** BEGIN Material for this exercise **
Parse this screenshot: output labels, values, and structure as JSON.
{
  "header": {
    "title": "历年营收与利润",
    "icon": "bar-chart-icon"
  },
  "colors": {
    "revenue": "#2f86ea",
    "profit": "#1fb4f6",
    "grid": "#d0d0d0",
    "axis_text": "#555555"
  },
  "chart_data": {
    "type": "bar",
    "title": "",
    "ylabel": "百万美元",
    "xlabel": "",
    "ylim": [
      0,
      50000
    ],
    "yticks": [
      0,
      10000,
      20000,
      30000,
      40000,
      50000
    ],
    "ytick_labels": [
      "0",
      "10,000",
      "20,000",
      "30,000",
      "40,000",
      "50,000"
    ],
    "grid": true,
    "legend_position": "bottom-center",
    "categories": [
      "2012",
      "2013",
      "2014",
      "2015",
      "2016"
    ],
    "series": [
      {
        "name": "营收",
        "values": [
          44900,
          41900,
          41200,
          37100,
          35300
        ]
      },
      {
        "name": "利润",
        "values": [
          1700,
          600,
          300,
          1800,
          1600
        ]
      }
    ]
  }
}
** END Material for this exercise **
Set exercise: Each line of the listing should be copied exactly.

Expected output:
Parse this screenshot: output labels, values, and structure as JSON.
{
  "header": {
    "title": "历年营收与利润",
    "icon": "bar-chart-icon"
  },
  "colors": {
    "revenue": "#2f86ea",
    "profit": "#1fb4f6",
    "grid": "#d0d0d0",
    "axis_text": "#555555"
  },
  "chart_data": {
    "type": "bar",
    "title": "",
    "ylabel": "百万美元",
    "xlabel": "",
    "ylim": [
      0,
      50000
    ],
    "yticks": [
      0,
      10000,
      20000,
      30000,
      40000,
      50000
    ],
    "ytick_labels": [
      "0",
      "10,000",
      "20,000",
      "30,000",
      "40,000",
      "50,000"
    ],
    "grid": true,
    "legend_position": "bottom-center",
    "categories": [
      "2012",
      "2013",
      "2014",
      "2015",
      "2016"
    ],
    "series": [
      {
        "name": "营收",
        "values": [
          44900,
          41900,
          41200,
          37100,
          35300
        ]
      },
      {
        "name": "利润",
        "values": [
          1700,
          600,
          300,
          1800,
          1600
        ]
      }
    ]
  }
}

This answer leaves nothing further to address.